_What you have to do_
Leave out the pictures and output the data verbatim.

[Available data — start]

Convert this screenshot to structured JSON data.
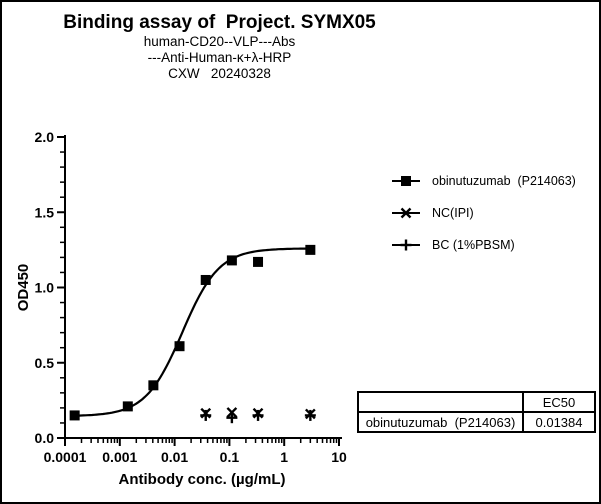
{
  "window": {
    "background": "#ffffff",
    "border_color": "#000000",
    "ink_color": "#000000"
  },
  "header": {
    "title": "Binding assay of  Project. SYMX05",
    "subtitle_lines": [
      "human-CD20--VLP---Abs",
      "---Anti-Human-κ+λ-HRP",
      "CXW   20240328"
    ]
  },
  "chart_data": {
    "type": "scatter",
    "title": "Binding assay of  Project. SYMX05",
    "xlabel": "Antibody conc. (µg/mL)",
    "ylabel": "OD450",
    "x_scale": "log",
    "xlim": [
      0.0001,
      10
    ],
    "ylim": [
      0.0,
      2.0
    ],
    "grid": false,
    "legend_position": "right",
    "x_tick_labels": [
      "0.0001",
      "0.001",
      "0.01",
      "0.1",
      "1",
      "10"
    ],
    "y_tick_labels": [
      "0.0",
      "0.5",
      "1.0",
      "1.5",
      "2.0"
    ],
    "y_major_step": 0.5,
    "y_minor_step": 0.1,
    "series": [
      {
        "name": "obinutuzumab  (P214063)",
        "marker": "square",
        "x": [
          0.00015,
          0.0014,
          0.0041,
          0.0123,
          0.037,
          0.111,
          0.333,
          3
        ],
        "y": [
          0.15,
          0.21,
          0.35,
          0.61,
          1.05,
          1.18,
          1.17,
          1.25
        ],
        "fit": {
          "type": "4PL",
          "bottom": 0.145,
          "top": 1.26,
          "ec50": 0.01384,
          "hill": 1.3
        }
      },
      {
        "name": "NC(IPI)",
        "marker": "x",
        "x": [
          0.037,
          0.111,
          0.333,
          3
        ],
        "y": [
          0.165,
          0.17,
          0.165,
          0.16
        ]
      },
      {
        "name": "BC (1%PBSM)",
        "marker": "plus",
        "x": [
          0.037,
          0.111,
          0.333,
          3
        ],
        "y": [
          0.15,
          0.135,
          0.15,
          0.15
        ]
      }
    ]
  },
  "legend": {
    "items": [
      {
        "label": "obinutuzumab  (P214063)",
        "marker": "square"
      },
      {
        "label": "NC(IPI)",
        "marker": "x"
      },
      {
        "label": "BC (1%PBSM)",
        "marker": "plus"
      }
    ]
  },
  "results_table": {
    "header": [
      "",
      "EC50"
    ],
    "rows": [
      [
        "obinutuzumab  (P214063)",
        "0.01384"
      ]
    ]
  }
}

[Available data — finish]

_Answer for this exercise_
Convert this screenshot to structured JSON data.
{
  "window": {
    "background": "#ffffff",
    "border_color": "#000000",
    "ink_color": "#000000"
  },
  "header": {
    "title": "Binding assay of  Project. SYMX05",
    "subtitle_lines": [
      "human-CD20--VLP---Abs",
      "---Anti-Human-κ+λ-HRP",
      "CXW   20240328"
    ]
  },
  "chart_data": {
    "type": "scatter",
    "title": "Binding assay of  Project. SYMX05",
    "xlabel": "Antibody conc. (µg/mL)",
    "ylabel": "OD450",
    "x_scale": "log",
    "xlim": [
      0.0001,
      10
    ],
    "ylim": [
      0.0,
      2.0
    ],
    "grid": false,
    "legend_position": "right",
    "x_tick_labels": [
      "0.0001",
      "0.001",
      "0.01",
      "0.1",
      "1",
      "10"
    ],
    "y_tick_labels": [
      "0.0",
      "0.5",
      "1.0",
      "1.5",
      "2.0"
    ],
    "y_major_step": 0.5,
    "y_minor_step": 0.1,
    "series": [
      {
        "name": "obinutuzumab  (P214063)",
        "marker": "square",
        "x": [
          0.00015,
          0.0014,
          0.0041,
          0.0123,
          0.037,
          0.111,
          0.333,
          3
        ],
        "y": [
          0.15,
          0.21,
          0.35,
          0.61,
          1.05,
          1.18,
          1.17,
          1.25
        ],
        "fit": {
          "type": "4PL",
          "bottom": 0.145,
          "top": 1.26,
          "ec50": 0.01384,
          "hill": 1.3
        }
      },
      {
        "name": "NC(IPI)",
        "marker": "x",
        "x": [
          0.037,
          0.111,
          0.333,
          3
        ],
        "y": [
          0.165,
          0.17,
          0.165,
          0.16
        ]
      },
      {
        "name": "BC (1%PBSM)",
        "marker": "plus",
        "x": [
          0.037,
          0.111,
          0.333,
          3
        ],
        "y": [
          0.15,
          0.135,
          0.15,
          0.15
        ]
      }
    ]
  },
  "legend": {
    "items": [
      {
        "label": "obinutuzumab  (P214063)",
        "marker": "square"
      },
      {
        "label": "NC(IPI)",
        "marker": "x"
      },
      {
        "label": "BC (1%PBSM)",
        "marker": "plus"
      }
    ]
  },
  "results_table": {
    "header": [
      "",
      "EC50"
    ],
    "rows": [
      [
        "obinutuzumab  (P214063)",
        "0.01384"
      ]
    ]
  }
}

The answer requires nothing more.